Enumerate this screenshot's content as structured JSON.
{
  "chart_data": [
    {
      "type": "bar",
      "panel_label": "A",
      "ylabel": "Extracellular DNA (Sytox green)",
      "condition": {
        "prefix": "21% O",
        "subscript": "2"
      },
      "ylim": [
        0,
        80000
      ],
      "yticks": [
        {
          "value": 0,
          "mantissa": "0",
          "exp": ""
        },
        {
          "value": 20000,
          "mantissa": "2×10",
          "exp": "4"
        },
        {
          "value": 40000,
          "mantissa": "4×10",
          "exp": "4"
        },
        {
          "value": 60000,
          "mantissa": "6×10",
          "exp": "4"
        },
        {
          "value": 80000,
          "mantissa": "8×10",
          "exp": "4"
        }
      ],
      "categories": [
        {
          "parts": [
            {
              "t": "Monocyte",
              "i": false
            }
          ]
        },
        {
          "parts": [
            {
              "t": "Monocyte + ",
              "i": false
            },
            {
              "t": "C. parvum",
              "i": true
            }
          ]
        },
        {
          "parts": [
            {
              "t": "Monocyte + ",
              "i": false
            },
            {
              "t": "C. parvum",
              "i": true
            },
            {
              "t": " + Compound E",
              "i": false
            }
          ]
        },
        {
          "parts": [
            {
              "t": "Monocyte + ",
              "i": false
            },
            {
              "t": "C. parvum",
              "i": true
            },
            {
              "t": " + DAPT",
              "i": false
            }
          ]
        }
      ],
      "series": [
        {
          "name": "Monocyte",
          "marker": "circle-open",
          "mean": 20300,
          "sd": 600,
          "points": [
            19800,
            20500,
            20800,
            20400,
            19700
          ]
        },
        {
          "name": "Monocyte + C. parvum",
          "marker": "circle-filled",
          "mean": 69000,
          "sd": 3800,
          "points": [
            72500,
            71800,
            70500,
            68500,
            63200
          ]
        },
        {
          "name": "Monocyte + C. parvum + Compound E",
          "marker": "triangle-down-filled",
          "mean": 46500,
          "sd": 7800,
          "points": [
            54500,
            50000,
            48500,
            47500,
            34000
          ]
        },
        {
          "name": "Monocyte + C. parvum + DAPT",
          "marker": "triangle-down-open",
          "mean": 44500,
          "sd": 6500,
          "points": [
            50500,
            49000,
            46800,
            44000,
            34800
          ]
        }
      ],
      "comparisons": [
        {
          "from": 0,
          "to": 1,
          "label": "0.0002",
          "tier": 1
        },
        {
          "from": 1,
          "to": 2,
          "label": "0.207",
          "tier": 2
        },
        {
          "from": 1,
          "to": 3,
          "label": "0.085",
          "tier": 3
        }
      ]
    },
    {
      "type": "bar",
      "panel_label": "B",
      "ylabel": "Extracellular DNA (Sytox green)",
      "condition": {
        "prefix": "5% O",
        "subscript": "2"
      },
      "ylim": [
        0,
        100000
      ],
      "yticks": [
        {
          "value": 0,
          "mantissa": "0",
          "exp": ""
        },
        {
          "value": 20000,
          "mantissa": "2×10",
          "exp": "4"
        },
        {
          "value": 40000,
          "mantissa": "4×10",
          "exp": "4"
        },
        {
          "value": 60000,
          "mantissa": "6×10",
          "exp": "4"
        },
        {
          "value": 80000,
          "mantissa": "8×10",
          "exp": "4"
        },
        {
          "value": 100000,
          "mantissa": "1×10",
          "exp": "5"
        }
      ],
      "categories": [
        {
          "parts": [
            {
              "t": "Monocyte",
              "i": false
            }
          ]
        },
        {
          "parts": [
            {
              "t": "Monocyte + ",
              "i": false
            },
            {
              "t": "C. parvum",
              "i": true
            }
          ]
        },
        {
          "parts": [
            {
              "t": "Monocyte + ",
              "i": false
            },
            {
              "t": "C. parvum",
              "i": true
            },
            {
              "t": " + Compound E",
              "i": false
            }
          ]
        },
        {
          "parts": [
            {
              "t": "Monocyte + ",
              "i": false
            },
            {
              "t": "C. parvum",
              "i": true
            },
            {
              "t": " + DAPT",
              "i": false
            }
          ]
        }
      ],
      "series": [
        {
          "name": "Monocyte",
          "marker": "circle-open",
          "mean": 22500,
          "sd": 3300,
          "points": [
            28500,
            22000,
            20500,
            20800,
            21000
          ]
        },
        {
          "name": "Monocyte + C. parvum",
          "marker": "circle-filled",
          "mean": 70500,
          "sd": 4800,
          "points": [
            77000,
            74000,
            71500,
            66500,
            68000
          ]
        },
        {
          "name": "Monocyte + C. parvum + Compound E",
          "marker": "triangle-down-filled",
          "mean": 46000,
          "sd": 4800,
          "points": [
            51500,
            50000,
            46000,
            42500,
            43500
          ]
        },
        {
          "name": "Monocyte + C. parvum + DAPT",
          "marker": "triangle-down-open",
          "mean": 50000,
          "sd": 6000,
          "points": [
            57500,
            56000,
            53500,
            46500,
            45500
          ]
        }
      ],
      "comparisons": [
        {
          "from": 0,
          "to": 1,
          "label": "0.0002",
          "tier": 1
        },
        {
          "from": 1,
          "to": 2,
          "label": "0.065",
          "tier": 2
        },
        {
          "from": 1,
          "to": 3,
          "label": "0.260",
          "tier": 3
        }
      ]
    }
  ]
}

========

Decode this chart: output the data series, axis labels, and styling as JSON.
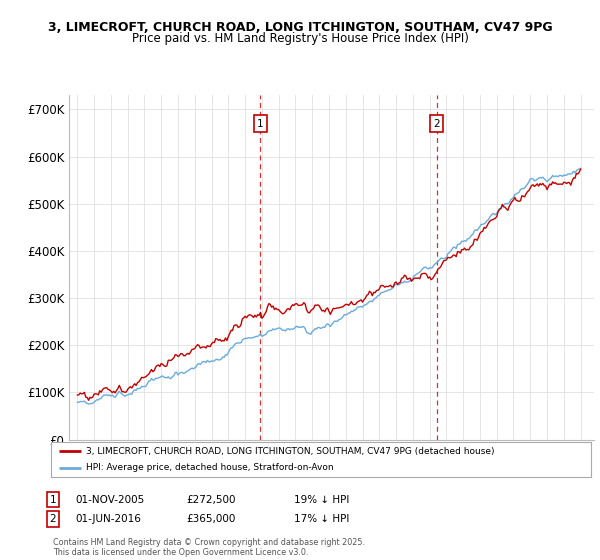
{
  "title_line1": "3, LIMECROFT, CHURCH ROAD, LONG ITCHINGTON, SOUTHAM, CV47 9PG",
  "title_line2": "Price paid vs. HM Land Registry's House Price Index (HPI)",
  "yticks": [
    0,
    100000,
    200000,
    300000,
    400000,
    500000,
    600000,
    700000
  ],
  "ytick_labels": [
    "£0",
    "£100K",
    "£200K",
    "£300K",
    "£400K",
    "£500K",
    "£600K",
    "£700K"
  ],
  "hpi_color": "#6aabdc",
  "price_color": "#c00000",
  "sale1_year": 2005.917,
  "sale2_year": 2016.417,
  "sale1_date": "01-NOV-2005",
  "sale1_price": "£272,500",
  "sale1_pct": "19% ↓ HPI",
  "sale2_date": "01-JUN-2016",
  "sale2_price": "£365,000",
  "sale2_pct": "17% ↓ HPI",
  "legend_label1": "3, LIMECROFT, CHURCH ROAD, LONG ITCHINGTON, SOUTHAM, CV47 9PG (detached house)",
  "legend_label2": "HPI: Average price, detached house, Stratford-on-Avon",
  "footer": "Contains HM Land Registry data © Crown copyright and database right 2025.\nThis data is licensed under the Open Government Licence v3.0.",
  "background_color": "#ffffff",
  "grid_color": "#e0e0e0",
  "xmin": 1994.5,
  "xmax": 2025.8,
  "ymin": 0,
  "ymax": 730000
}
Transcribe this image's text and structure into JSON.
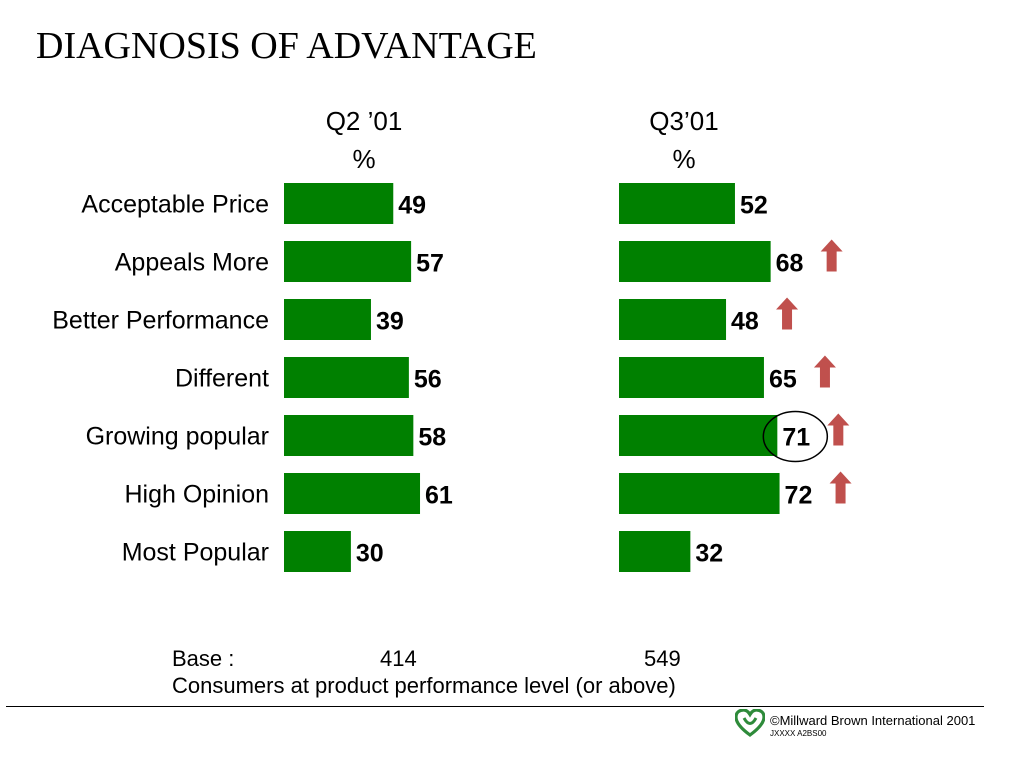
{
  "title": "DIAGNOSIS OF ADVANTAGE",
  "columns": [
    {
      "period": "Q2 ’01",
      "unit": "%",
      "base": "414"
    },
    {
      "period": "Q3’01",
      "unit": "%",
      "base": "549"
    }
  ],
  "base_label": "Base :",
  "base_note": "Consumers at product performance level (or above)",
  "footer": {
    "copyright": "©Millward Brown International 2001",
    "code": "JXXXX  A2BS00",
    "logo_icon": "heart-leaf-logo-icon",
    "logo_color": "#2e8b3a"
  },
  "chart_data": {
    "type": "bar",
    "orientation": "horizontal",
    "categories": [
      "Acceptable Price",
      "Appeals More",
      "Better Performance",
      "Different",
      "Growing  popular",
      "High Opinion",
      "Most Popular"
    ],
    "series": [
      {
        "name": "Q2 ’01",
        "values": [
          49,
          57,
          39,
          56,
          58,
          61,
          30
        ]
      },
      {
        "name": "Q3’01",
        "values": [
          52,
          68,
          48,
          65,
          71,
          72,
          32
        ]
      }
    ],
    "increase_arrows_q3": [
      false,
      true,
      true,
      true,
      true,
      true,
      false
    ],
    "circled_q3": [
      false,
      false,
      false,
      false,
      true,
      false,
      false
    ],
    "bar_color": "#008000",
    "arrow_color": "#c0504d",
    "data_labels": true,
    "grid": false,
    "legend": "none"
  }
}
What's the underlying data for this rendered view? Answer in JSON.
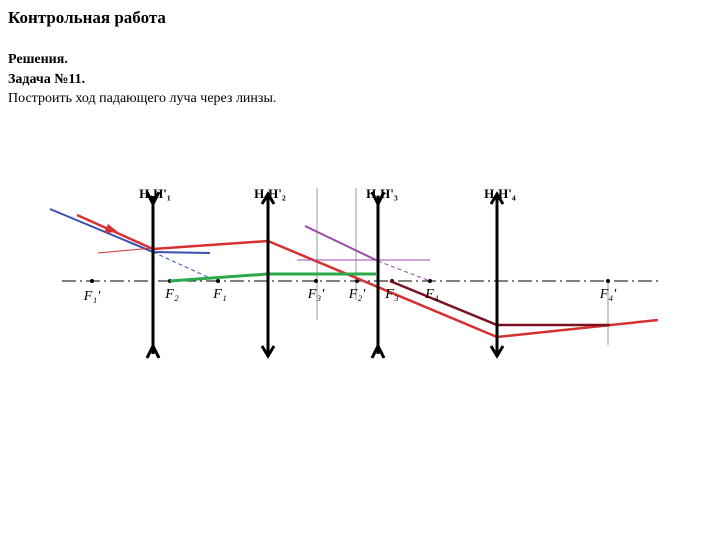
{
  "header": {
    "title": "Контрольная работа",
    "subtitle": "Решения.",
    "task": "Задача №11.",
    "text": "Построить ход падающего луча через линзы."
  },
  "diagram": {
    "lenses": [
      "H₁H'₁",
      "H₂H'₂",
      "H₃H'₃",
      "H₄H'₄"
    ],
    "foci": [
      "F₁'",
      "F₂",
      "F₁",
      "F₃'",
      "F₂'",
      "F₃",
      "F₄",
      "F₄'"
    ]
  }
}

========

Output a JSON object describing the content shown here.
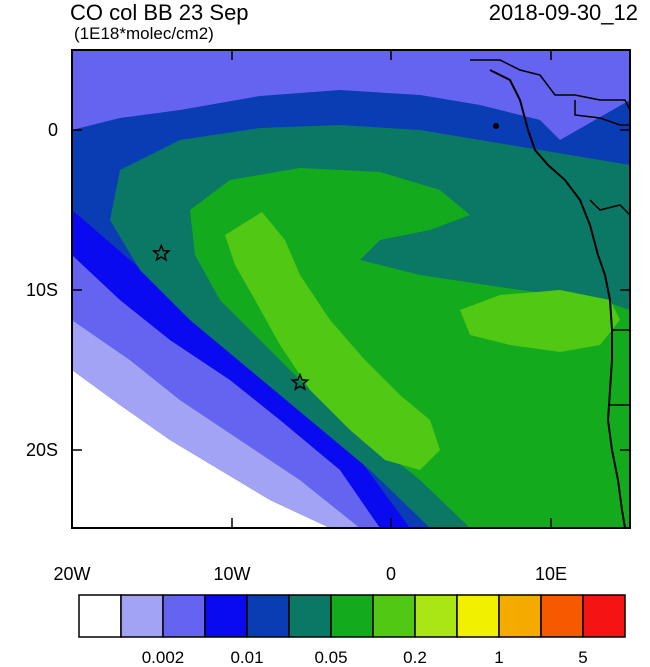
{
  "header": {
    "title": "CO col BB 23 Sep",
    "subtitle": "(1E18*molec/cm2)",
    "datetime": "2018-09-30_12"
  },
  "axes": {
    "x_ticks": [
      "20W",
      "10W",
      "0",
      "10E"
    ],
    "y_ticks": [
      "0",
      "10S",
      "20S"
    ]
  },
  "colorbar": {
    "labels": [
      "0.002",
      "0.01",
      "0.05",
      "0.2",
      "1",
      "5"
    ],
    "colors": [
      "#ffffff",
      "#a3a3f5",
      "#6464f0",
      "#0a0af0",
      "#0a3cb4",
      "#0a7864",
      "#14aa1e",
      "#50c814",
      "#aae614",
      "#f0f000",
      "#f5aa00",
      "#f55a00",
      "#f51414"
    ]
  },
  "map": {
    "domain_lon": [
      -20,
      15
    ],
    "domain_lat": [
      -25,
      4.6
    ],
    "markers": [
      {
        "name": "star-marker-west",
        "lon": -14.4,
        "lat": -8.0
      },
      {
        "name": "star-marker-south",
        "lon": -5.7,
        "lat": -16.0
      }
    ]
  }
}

========

**Work required:**
Gather all lines from the records above in which "Registry" appears.

**Result for this task:**
  "title_line2": "Price paid vs. HM Land Registry's House Price Index (HPI)",
  "footer": "Contains HM Land Registry data © Crown copyright and database right 2025.\nThis data is licensed under the Open Government Licence v3.0.",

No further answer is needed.